Word for word, copy all the data and drop the pictures.

(Data extracted from a collection)
::::
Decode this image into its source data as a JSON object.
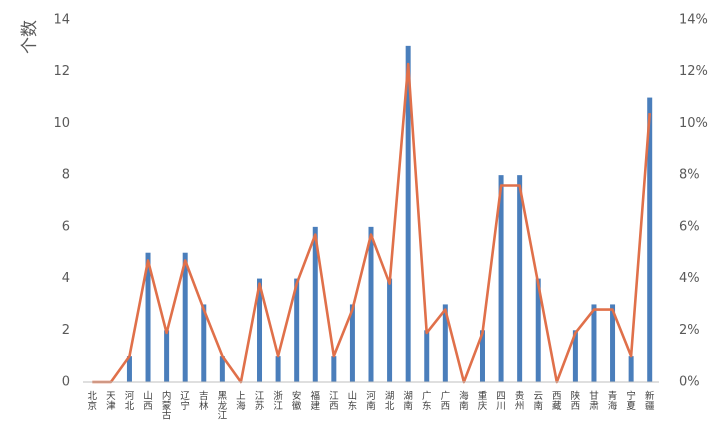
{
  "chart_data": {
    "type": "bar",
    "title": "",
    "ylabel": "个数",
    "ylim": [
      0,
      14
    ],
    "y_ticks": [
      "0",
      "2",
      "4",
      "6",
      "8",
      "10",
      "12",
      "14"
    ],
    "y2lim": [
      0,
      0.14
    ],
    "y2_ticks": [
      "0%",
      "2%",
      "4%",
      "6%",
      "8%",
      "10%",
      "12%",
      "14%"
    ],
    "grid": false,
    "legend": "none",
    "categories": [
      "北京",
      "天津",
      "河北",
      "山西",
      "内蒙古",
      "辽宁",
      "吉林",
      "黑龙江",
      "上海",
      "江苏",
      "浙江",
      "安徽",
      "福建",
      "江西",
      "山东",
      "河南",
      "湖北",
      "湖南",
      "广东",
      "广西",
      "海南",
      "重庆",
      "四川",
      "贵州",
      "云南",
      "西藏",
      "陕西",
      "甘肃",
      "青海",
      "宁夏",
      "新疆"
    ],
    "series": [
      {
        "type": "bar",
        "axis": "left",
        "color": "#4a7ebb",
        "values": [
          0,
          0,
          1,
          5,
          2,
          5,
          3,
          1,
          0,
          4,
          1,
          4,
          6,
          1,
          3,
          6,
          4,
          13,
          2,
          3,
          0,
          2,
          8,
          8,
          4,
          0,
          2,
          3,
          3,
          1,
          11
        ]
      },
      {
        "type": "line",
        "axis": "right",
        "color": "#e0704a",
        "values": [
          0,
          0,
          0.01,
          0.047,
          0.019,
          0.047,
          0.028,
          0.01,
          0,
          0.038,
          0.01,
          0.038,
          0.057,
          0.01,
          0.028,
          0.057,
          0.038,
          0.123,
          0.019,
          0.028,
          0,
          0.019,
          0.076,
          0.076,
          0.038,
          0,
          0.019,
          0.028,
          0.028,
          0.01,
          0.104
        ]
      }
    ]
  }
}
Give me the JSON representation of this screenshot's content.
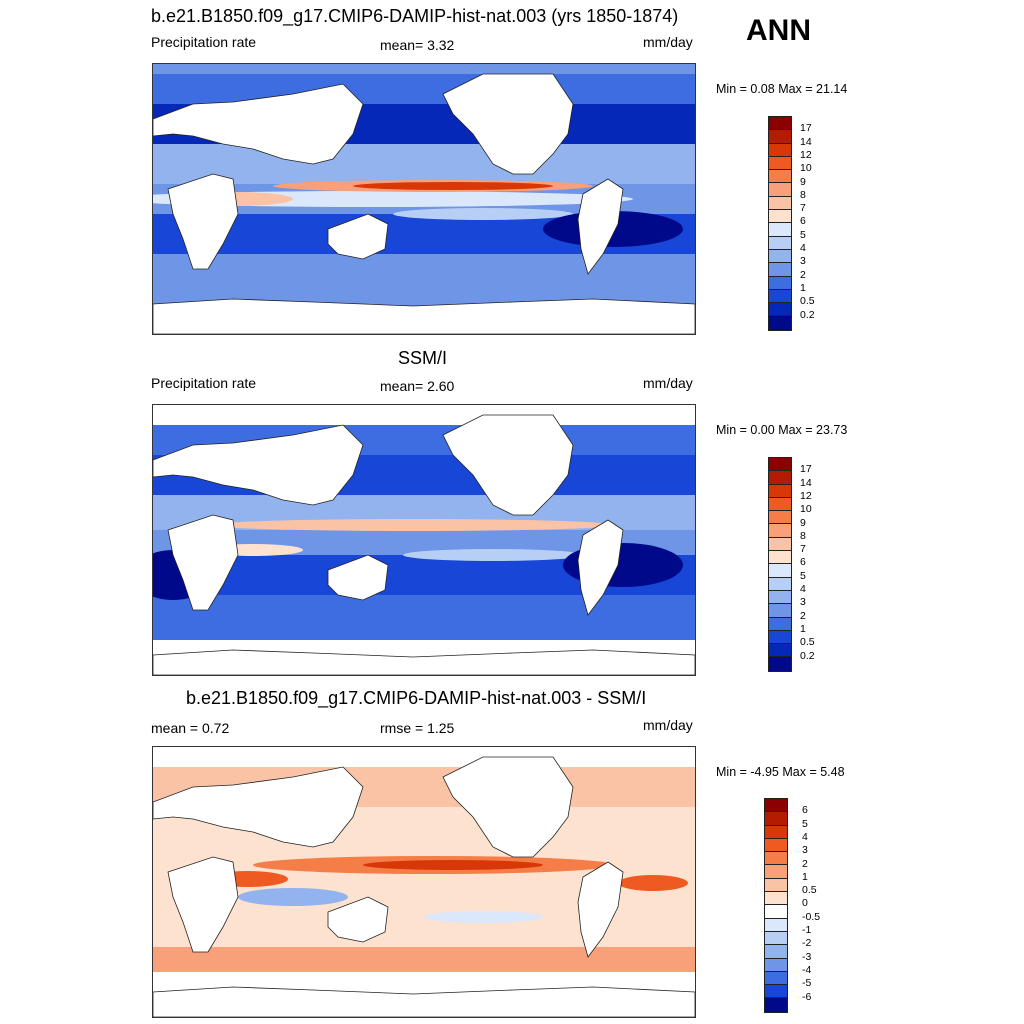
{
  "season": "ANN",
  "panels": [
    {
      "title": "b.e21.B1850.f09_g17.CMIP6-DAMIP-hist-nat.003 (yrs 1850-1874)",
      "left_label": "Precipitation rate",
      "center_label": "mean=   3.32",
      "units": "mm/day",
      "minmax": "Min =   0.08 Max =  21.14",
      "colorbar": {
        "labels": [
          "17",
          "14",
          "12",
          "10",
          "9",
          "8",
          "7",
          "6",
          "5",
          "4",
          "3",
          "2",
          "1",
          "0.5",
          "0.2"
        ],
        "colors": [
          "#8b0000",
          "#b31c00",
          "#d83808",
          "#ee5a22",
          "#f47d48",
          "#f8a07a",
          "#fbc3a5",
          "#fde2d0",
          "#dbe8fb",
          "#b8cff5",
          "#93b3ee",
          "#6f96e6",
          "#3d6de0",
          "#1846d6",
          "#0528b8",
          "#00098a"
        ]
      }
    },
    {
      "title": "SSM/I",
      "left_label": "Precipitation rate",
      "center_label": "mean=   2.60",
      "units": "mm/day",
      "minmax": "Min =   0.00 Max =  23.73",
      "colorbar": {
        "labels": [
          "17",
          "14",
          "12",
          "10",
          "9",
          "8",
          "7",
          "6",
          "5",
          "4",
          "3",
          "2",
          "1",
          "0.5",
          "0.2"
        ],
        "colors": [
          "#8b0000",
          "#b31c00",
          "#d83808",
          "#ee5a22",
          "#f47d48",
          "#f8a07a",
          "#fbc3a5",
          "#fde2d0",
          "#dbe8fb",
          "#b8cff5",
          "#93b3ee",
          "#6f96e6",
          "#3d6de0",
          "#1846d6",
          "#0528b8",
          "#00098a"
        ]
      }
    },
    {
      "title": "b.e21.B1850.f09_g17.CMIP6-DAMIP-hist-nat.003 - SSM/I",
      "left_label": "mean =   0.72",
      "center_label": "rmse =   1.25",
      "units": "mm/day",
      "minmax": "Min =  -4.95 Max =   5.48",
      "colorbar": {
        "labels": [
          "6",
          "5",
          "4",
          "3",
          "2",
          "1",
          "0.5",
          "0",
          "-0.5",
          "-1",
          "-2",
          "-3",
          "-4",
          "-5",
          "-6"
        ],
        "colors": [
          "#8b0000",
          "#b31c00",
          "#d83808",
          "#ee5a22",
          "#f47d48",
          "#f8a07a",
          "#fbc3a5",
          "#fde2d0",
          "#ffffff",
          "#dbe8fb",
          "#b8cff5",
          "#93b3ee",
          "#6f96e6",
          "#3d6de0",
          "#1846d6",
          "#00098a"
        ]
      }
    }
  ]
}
::::
- _Output of the task_:
Decode this image into its source data as a JSON object.
{
  "chart_data": {
    "type": "bar",
    "title": "",
    "ylabel": "个数",
    "ylim": [
      0,
      14
    ],
    "y_ticks": [
      "0",
      "2",
      "4",
      "6",
      "8",
      "10",
      "12",
      "14"
    ],
    "y2lim": [
      0,
      0.14
    ],
    "y2_ticks": [
      "0%",
      "2%",
      "4%",
      "6%",
      "8%",
      "10%",
      "12%",
      "14%"
    ],
    "grid": false,
    "legend": "none",
    "categories": [
      "北京",
      "天津",
      "河北",
      "山西",
      "内蒙古",
      "辽宁",
      "吉林",
      "黑龙江",
      "上海",
      "江苏",
      "浙江",
      "安徽",
      "福建",
      "江西",
      "山东",
      "河南",
      "湖北",
      "湖南",
      "广东",
      "广西",
      "海南",
      "重庆",
      "四川",
      "贵州",
      "云南",
      "西藏",
      "陕西",
      "甘肃",
      "青海",
      "宁夏",
      "新疆"
    ],
    "series": [
      {
        "type": "bar",
        "axis": "left",
        "color": "#4a7ebb",
        "values": [
          0,
          0,
          1,
          5,
          2,
          5,
          3,
          1,
          0,
          4,
          1,
          4,
          6,
          1,
          3,
          6,
          4,
          13,
          2,
          3,
          0,
          2,
          8,
          8,
          4,
          0,
          2,
          3,
          3,
          1,
          11
        ]
      },
      {
        "type": "line",
        "axis": "right",
        "color": "#e0704a",
        "values": [
          0,
          0,
          0.01,
          0.047,
          0.019,
          0.047,
          0.028,
          0.01,
          0,
          0.038,
          0.01,
          0.038,
          0.057,
          0.01,
          0.028,
          0.057,
          0.038,
          0.123,
          0.019,
          0.028,
          0,
          0.019,
          0.076,
          0.076,
          0.038,
          0,
          0.019,
          0.028,
          0.028,
          0.01,
          0.104
        ]
      }
    ]
  }
}
Give me the JSON representation of this screenshot's content.
{
  "season": "ANN",
  "panels": [
    {
      "title": "b.e21.B1850.f09_g17.CMIP6-DAMIP-hist-nat.003 (yrs 1850-1874)",
      "left_label": "Precipitation rate",
      "center_label": "mean=   3.32",
      "units": "mm/day",
      "minmax": "Min =   0.08 Max =  21.14",
      "colorbar": {
        "labels": [
          "17",
          "14",
          "12",
          "10",
          "9",
          "8",
          "7",
          "6",
          "5",
          "4",
          "3",
          "2",
          "1",
          "0.5",
          "0.2"
        ],
        "colors": [
          "#8b0000",
          "#b31c00",
          "#d83808",
          "#ee5a22",
          "#f47d48",
          "#f8a07a",
          "#fbc3a5",
          "#fde2d0",
          "#dbe8fb",
          "#b8cff5",
          "#93b3ee",
          "#6f96e6",
          "#3d6de0",
          "#1846d6",
          "#0528b8",
          "#00098a"
        ]
      }
    },
    {
      "title": "SSM/I",
      "left_label": "Precipitation rate",
      "center_label": "mean=   2.60",
      "units": "mm/day",
      "minmax": "Min =   0.00 Max =  23.73",
      "colorbar": {
        "labels": [
          "17",
          "14",
          "12",
          "10",
          "9",
          "8",
          "7",
          "6",
          "5",
          "4",
          "3",
          "2",
          "1",
          "0.5",
          "0.2"
        ],
        "colors": [
          "#8b0000",
          "#b31c00",
          "#d83808",
          "#ee5a22",
          "#f47d48",
          "#f8a07a",
          "#fbc3a5",
          "#fde2d0",
          "#dbe8fb",
          "#b8cff5",
          "#93b3ee",
          "#6f96e6",
          "#3d6de0",
          "#1846d6",
          "#0528b8",
          "#00098a"
        ]
      }
    },
    {
      "title": "b.e21.B1850.f09_g17.CMIP6-DAMIP-hist-nat.003 - SSM/I",
      "left_label": "mean =   0.72",
      "center_label": "rmse =   1.25",
      "units": "mm/day",
      "minmax": "Min =  -4.95 Max =   5.48",
      "colorbar": {
        "labels": [
          "6",
          "5",
          "4",
          "3",
          "2",
          "1",
          "0.5",
          "0",
          "-0.5",
          "-1",
          "-2",
          "-3",
          "-4",
          "-5",
          "-6"
        ],
        "colors": [
          "#8b0000",
          "#b31c00",
          "#d83808",
          "#ee5a22",
          "#f47d48",
          "#f8a07a",
          "#fbc3a5",
          "#fde2d0",
          "#ffffff",
          "#dbe8fb",
          "#b8cff5",
          "#93b3ee",
          "#6f96e6",
          "#3d6de0",
          "#1846d6",
          "#00098a"
        ]
      }
    }
  ]
}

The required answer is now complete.